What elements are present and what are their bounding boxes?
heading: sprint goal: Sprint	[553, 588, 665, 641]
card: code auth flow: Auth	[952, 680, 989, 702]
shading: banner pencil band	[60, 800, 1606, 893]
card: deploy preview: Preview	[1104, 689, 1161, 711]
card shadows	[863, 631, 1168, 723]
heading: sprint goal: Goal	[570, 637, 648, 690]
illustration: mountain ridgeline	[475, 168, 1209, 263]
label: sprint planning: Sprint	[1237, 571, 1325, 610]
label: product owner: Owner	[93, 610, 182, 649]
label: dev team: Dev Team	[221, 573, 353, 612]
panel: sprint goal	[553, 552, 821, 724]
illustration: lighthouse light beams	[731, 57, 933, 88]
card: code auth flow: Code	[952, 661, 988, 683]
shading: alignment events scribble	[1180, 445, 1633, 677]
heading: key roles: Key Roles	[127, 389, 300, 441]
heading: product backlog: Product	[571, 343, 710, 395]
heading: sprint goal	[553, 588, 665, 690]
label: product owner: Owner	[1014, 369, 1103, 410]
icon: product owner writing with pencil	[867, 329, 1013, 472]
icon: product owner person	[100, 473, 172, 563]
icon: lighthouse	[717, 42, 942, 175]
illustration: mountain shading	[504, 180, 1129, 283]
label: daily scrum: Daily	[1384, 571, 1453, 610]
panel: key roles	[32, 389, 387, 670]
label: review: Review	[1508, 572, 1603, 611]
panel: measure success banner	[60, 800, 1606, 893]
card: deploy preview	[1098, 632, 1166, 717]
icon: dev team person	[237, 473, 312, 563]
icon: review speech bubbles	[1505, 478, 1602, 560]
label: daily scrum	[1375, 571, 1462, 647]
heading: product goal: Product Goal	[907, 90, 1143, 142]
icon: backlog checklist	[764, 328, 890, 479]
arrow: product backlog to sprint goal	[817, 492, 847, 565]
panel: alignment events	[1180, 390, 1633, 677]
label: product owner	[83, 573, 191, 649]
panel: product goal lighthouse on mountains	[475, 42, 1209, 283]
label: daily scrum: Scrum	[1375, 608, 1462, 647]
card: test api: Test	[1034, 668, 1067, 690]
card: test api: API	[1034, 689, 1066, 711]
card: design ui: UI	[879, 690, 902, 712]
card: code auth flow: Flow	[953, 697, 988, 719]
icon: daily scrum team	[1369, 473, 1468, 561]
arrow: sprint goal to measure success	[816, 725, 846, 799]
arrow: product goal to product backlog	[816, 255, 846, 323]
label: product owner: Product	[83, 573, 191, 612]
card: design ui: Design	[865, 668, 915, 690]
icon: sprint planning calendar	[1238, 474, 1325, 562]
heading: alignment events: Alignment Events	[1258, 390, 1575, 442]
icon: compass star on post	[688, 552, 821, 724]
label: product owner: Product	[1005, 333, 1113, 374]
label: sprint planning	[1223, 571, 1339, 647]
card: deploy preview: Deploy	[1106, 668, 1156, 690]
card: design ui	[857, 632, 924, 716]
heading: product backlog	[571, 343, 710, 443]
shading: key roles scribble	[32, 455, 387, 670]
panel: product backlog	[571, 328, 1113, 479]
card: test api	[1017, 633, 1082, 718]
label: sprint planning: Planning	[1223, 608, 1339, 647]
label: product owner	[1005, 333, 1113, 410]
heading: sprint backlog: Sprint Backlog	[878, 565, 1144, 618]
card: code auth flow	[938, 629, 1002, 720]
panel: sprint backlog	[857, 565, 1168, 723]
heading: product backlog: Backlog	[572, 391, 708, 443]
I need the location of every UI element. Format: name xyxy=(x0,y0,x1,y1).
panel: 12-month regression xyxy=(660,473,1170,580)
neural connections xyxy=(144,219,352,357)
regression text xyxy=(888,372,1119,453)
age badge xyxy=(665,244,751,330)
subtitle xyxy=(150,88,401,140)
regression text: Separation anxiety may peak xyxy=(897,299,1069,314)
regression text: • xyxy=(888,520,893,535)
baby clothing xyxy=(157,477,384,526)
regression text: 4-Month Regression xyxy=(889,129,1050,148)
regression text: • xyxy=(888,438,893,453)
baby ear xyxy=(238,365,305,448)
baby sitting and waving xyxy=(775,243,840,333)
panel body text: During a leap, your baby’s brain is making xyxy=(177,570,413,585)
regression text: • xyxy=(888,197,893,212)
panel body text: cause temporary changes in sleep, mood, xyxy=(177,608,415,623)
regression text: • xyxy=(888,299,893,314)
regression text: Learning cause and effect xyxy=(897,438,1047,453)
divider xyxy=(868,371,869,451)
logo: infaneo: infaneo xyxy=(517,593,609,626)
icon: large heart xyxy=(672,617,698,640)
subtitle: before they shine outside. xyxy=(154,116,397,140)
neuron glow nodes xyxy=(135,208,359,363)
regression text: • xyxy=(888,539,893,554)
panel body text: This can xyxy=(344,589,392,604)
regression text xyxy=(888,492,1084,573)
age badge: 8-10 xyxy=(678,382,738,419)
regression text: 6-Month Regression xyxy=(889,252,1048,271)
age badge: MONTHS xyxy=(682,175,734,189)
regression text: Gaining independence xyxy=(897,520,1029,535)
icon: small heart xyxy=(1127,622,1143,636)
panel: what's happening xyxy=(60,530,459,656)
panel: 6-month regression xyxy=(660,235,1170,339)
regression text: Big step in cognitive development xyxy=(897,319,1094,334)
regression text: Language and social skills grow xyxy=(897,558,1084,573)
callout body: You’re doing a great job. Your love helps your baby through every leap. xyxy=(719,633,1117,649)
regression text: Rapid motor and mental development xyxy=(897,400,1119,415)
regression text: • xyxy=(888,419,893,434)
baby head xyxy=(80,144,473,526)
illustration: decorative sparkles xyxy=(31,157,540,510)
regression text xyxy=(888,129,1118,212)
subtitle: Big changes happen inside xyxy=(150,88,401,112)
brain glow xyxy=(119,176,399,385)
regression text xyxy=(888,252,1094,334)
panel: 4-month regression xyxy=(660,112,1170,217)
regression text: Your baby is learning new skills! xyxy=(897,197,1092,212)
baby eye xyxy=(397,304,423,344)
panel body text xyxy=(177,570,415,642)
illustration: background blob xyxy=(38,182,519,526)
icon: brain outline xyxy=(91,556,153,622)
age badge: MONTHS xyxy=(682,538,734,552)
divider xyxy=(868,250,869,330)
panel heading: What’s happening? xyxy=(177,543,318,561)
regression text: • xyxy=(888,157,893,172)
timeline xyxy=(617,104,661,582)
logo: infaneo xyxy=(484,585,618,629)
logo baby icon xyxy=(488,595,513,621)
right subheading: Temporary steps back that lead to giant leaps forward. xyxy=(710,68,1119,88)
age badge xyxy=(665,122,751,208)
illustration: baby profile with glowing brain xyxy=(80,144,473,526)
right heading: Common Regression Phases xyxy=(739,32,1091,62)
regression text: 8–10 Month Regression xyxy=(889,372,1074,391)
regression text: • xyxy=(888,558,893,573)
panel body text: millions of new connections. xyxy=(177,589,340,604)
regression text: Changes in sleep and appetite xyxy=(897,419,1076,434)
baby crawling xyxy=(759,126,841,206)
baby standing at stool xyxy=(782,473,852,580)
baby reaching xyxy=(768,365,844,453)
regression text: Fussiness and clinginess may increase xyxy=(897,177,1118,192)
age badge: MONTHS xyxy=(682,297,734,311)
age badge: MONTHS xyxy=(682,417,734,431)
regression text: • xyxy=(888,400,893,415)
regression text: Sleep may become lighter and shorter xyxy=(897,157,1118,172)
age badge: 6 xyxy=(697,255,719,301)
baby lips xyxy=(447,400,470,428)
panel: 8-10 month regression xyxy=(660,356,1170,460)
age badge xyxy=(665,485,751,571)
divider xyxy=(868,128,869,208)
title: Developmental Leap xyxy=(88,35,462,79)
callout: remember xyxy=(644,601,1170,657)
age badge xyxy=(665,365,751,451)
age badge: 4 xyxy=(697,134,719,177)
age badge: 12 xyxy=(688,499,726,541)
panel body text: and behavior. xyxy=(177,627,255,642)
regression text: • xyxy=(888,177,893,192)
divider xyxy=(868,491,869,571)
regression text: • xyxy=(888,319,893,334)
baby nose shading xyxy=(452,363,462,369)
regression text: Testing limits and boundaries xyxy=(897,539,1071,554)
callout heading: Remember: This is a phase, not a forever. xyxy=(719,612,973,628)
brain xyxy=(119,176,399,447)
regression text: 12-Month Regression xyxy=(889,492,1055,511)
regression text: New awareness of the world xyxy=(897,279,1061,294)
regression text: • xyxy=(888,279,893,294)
=-=-=-=-=
▶ [PROBLEM DETAILS] Copy out the lines from the very start of the records through the line holding "689, 1161, 711]", including that line, keeping every character as it is.

▶ [COMPLETED TASK]
What elements are present and what are their bounding boxes?
heading: sprint goal: Sprint	[553, 588, 665, 641]
card: code auth flow: Auth	[952, 680, 989, 702]
shading: banner pencil band	[60, 800, 1606, 893]
card: deploy preview: Preview	[1104, 689, 1161, 711]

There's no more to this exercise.